◆ What you need to do
Write the data out again, exactly as given.

* start *

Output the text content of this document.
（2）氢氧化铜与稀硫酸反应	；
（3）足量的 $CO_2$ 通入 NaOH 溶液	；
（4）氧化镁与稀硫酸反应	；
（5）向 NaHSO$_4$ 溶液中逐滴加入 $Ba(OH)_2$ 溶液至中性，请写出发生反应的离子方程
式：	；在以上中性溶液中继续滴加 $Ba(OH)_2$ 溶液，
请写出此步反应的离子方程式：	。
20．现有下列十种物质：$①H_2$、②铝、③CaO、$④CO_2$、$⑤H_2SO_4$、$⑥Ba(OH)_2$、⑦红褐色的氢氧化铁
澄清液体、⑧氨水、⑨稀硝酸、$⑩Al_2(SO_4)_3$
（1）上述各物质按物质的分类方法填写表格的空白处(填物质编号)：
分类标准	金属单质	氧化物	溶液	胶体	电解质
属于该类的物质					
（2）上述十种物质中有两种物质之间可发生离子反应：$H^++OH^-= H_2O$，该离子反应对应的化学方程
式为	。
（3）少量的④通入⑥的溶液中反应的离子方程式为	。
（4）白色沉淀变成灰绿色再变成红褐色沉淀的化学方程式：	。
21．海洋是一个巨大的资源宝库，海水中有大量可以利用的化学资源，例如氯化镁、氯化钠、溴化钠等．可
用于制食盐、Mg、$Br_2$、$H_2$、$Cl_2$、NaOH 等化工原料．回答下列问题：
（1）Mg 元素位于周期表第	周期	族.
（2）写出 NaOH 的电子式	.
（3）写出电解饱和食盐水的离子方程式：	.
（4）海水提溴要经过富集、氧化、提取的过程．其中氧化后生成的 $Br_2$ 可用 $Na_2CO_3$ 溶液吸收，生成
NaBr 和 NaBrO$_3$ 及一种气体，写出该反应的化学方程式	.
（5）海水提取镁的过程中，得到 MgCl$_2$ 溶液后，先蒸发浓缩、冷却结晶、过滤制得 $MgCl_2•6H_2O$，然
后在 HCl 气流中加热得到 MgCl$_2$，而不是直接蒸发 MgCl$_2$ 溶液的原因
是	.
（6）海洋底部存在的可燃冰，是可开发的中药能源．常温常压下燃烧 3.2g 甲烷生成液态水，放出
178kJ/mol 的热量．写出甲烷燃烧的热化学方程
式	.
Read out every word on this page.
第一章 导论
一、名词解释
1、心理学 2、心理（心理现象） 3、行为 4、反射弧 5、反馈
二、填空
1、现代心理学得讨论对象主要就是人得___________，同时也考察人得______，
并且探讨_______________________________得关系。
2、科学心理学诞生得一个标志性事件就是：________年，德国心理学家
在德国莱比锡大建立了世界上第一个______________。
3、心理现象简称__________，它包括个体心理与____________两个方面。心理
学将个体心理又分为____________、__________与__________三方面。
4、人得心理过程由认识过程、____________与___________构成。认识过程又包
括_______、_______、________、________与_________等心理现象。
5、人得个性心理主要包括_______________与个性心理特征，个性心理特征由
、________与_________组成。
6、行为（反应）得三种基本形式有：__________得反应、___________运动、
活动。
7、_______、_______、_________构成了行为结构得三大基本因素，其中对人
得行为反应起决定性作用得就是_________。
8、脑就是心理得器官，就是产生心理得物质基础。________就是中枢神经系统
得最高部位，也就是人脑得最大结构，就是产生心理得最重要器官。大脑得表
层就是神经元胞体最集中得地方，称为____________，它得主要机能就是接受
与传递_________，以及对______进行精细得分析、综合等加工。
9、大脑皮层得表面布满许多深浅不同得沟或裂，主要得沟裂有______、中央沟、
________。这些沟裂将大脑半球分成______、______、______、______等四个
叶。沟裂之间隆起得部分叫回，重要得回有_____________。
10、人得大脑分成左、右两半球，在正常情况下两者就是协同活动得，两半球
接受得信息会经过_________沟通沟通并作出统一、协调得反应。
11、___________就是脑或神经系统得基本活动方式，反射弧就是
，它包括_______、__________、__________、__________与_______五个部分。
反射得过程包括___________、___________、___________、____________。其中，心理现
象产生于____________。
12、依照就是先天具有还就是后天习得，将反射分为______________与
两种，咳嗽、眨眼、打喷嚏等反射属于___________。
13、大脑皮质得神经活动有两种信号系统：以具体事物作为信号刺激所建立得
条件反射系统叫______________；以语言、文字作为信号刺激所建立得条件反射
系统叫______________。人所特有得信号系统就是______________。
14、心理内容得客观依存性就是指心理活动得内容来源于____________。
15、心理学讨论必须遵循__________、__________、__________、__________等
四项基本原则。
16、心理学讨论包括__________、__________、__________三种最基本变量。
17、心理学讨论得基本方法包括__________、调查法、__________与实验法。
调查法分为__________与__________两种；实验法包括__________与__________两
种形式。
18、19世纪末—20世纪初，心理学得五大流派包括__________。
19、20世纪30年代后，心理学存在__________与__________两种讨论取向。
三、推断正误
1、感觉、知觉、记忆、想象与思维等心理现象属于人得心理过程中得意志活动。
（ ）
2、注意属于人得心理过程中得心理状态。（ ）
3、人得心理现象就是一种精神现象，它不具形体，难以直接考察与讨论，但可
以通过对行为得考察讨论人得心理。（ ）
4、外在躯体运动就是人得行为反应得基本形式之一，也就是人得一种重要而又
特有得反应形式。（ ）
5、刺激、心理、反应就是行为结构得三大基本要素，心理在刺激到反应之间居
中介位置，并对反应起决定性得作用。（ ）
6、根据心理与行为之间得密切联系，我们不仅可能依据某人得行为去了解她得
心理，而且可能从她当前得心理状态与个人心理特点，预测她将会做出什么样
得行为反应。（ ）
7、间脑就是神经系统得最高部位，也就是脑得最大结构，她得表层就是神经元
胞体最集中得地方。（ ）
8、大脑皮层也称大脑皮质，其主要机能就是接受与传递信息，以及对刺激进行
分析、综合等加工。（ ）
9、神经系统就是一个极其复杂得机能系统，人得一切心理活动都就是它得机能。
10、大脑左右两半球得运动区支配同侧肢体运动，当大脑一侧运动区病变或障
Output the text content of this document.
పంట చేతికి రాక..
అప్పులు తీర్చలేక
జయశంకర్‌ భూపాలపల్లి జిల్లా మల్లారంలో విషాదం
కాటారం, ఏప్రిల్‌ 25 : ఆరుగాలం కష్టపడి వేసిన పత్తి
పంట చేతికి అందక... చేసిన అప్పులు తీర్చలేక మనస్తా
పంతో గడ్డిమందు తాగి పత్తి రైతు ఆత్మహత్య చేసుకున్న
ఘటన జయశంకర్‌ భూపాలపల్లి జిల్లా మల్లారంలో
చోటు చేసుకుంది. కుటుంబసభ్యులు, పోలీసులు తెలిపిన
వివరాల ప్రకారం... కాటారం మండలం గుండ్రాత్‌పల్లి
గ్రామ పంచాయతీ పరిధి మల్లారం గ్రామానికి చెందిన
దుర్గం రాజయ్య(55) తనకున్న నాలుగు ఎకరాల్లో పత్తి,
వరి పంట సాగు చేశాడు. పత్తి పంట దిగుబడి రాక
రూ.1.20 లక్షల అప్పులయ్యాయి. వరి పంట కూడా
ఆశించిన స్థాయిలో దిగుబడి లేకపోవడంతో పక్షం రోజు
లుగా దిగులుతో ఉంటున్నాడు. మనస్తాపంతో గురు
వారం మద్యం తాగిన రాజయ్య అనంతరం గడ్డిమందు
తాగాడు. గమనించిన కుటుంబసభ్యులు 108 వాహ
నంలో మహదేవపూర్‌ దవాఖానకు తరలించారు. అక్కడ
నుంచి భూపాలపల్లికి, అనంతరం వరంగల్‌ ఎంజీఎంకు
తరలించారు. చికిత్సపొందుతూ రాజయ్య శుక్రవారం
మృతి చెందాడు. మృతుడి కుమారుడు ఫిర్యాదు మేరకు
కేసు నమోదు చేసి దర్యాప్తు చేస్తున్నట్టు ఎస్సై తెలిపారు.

* end *

◆ Result for this task
Output the text content of this document.
（2）氢氧化铜与稀硫酸反应	；
（3）足量的 $CO_2$ 通入 NaOH 溶液	；
（4）氧化镁与稀硫酸反应	；
（5）向 NaHSO$_4$ 溶液中逐滴加入 $Ba(OH)_2$ 溶液至中性，请写出发生反应的离子方程
式：	；在以上中性溶液中继续滴加 $Ba(OH)_2$ 溶液，
请写出此步反应的离子方程式：	。
20．现有下列十种物质：$①H_2$、②铝、③CaO、$④CO_2$、$⑤H_2SO_4$、$⑥Ba(OH)_2$、⑦红褐色的氢氧化铁
澄清液体、⑧氨水、⑨稀硝酸、$⑩Al_2(SO_4)_3$
（1）上述各物质按物质的分类方法填写表格的空白处(填物质编号)：
分类标准	金属单质	氧化物	溶液	胶体	电解质
属于该类的物质					
（2）上述十种物质中有两种物质之间可发生离子反应：$H^++OH^-= H_2O$，该离子反应对应的化学方程
式为	。
（3）少量的④通入⑥的溶液中反应的离子方程式为	。
（4）白色沉淀变成灰绿色再变成红褐色沉淀的化学方程式：	。
21．海洋是一个巨大的资源宝库，海水中有大量可以利用的化学资源，例如氯化镁、氯化钠、溴化钠等．可
用于制食盐、Mg、$Br_2$、$H_2$、$Cl_2$、NaOH 等化工原料．回答下列问题：
（1）Mg 元素位于周期表第	周期	族.
（2）写出 NaOH 的电子式	.
（3）写出电解饱和食盐水的离子方程式：	.
（4）海水提溴要经过富集、氧化、提取的过程．其中氧化后生成的 $Br_2$ 可用 $Na_2CO_3$ 溶液吸收，生成
NaBr 和 NaBrO$_3$ 及一种气体，写出该反应的化学方程式	.
（5）海水提取镁的过程中，得到 MgCl$_2$ 溶液后，先蒸发浓缩、冷却结晶、过滤制得 $MgCl_2•6H_2O$，然
后在 HCl 气流中加热得到 MgCl$_2$，而不是直接蒸发 MgCl$_2$ 溶液的原因
是	.
（6）海洋底部存在的可燃冰，是可开发的中药能源．常温常压下燃烧 3.2g 甲烷生成液态水，放出
178kJ/mol 的热量．写出甲烷燃烧的热化学方程
式	.
Read out every word on this page.
第一章 导论
一、名词解释
1、心理学 2、心理（心理现象） 3、行为 4、反射弧 5、反馈
二、填空
1、现代心理学得讨论对象主要就是人得___________，同时也考察人得______，
并且探讨_______________________________得关系。
2、科学心理学诞生得一个标志性事件就是：________年，德国心理学家
在德国莱比锡大建立了世界上第一个______________。
3、心理现象简称__________，它包括个体心理与____________两个方面。心理
学将个体心理又分为____________、__________与__________三方面。
4、人得心理过程由认识过程、____________与___________构成。认识过程又包
括_______、_______、________、________与_________等心理现象。
5、人得个性心理主要包括_______________与个性心理特征，个性心理特征由
、________与_________组成。
6、行为（反应）得三种基本形式有：__________得反应、___________运动、
活动。
7、_______、_______、_________构成了行为结构得三大基本因素，其中对人
得行为反应起决定性作用得就是_________。
8、脑就是心理得器官，就是产生心理得物质基础。________就是中枢神经系统
得最高部位，也就是人脑得最大结构，就是产生心理得最重要器官。大脑得表
层就是神经元胞体最集中得地方，称为____________，它得主要机能就是接受
与传递_________，以及对______进行精细得分析、综合等加工。
9、大脑皮层得表面布满许多深浅不同得沟或裂，主要得沟裂有______、中央沟、
________。这些沟裂将大脑半球分成______、______、______、______等四个
叶。沟裂之间隆起得部分叫回，重要得回有_____________。
10、人得大脑分成左、右两半球，在正常情况下两者就是协同活动得，两半球
接受得信息会经过_________沟通沟通并作出统一、协调得反应。
11、___________就是脑或神经系统得基本活动方式，反射弧就是
，它包括_______、__________、__________、__________与_______五个部分。
反射得过程包括___________、___________、___________、____________。其中，心理现
象产生于____________。
12、依照就是先天具有还就是后天习得，将反射分为______________与
两种，咳嗽、眨眼、打喷嚏等反射属于___________。
13、大脑皮质得神经活动有两种信号系统：以具体事物作为信号刺激所建立得
条件反射系统叫______________；以语言、文字作为信号刺激所建立得条件反射
系统叫______________。人所特有得信号系统就是______________。
14、心理内容得客观依存性就是指心理活动得内容来源于____________。
15、心理学讨论必须遵循__________、__________、__________、__________等
四项基本原则。
16、心理学讨论包括__________、__________、__________三种最基本变量。
17、心理学讨论得基本方法包括__________、调查法、__________与实验法。
调查法分为__________与__________两种；实验法包括__________与__________两
种形式。
18、19世纪末—20世纪初，心理学得五大流派包括__________。
19、20世纪30年代后，心理学存在__________与__________两种讨论取向。
三、推断正误
1、感觉、知觉、记忆、想象与思维等心理现象属于人得心理过程中得意志活动。
（ ）
2、注意属于人得心理过程中得心理状态。（ ）
3、人得心理现象就是一种精神现象，它不具形体，难以直接考察与讨论，但可
以通过对行为得考察讨论人得心理。（ ）
4、外在躯体运动就是人得行为反应得基本形式之一，也就是人得一种重要而又
特有得反应形式。（ ）
5、刺激、心理、反应就是行为结构得三大基本要素，心理在刺激到反应之间居
中介位置，并对反应起决定性得作用。（ ）
6、根据心理与行为之间得密切联系，我们不仅可能依据某人得行为去了解她得
心理，而且可能从她当前得心理状态与个人心理特点，预测她将会做出什么样
得行为反应。（ ）
7、间脑就是神经系统得最高部位，也就是脑得最大结构，她得表层就是神经元
胞体最集中得地方。（ ）
8、大脑皮层也称大脑皮质，其主要机能就是接受与传递信息，以及对刺激进行
分析、综合等加工。（ ）
9、神经系统就是一个极其复杂得机能系统，人得一切心理活动都就是它得机能。
10、大脑左右两半球得运动区支配同侧肢体运动，当大脑一侧运动区病变或障
Output the text content of this document.
పంట చేతికి రాక..
అప్పులు తీర్చలేక
జయశంకర్‌ భూపాలపల్లి జిల్లా మల్లారంలో విషాదం
కాటారం, ఏప్రిల్‌ 25 : ఆరుగాలం కష్టపడి వేసిన పత్తి
పంట చేతికి అందక... చేసిన అప్పులు తీర్చలేక మనస్తా
పంతో గడ్డిమందు తాగి పత్తి రైతు ఆత్మహత్య చేసుకున్న
ఘటన జయశంకర్‌ భూపాలపల్లి జిల్లా మల్లారంలో
చోటు చేసుకుంది. కుటుంబసభ్యులు, పోలీసులు తెలిపిన
వివరాల ప్రకారం... కాటారం మండలం గుండ్రాత్‌పల్లి
గ్రామ పంచాయతీ పరిధి మల్లారం గ్రామానికి చెందిన
దుర్గం రాజయ్య(55) తనకున్న నాలుగు ఎకరాల్లో పత్తి,
వరి పంట సాగు చేశాడు. పత్తి పంట దిగుబడి రాక
రూ.1.20 లక్షల అప్పులయ్యాయి. వరి పంట కూడా
ఆశించిన స్థాయిలో దిగుబడి లేకపోవడంతో పక్షం రోజు
లుగా దిగులుతో ఉంటున్నాడు. మనస్తాపంతో గురు
వారం మద్యం తాగిన రాజయ్య అనంతరం గడ్డిమందు
తాగాడు. గమనించిన కుటుంబసభ్యులు 108 వాహ
నంలో మహదేవపూర్‌ దవాఖానకు తరలించారు. అక్కడ
నుంచి భూపాలపల్లికి, అనంతరం వరంగల్‌ ఎంజీఎంకు
తరలించారు. చికిత్సపొందుతూ రాజయ్య శుక్రవారం
మృతి చెందాడు. మృతుడి కుమారుడు ఫిర్యాదు మేరకు
కేసు నమోదు చేసి దర్యాప్తు చేస్తున్నట్టు ఎస్సై తెలిపారు.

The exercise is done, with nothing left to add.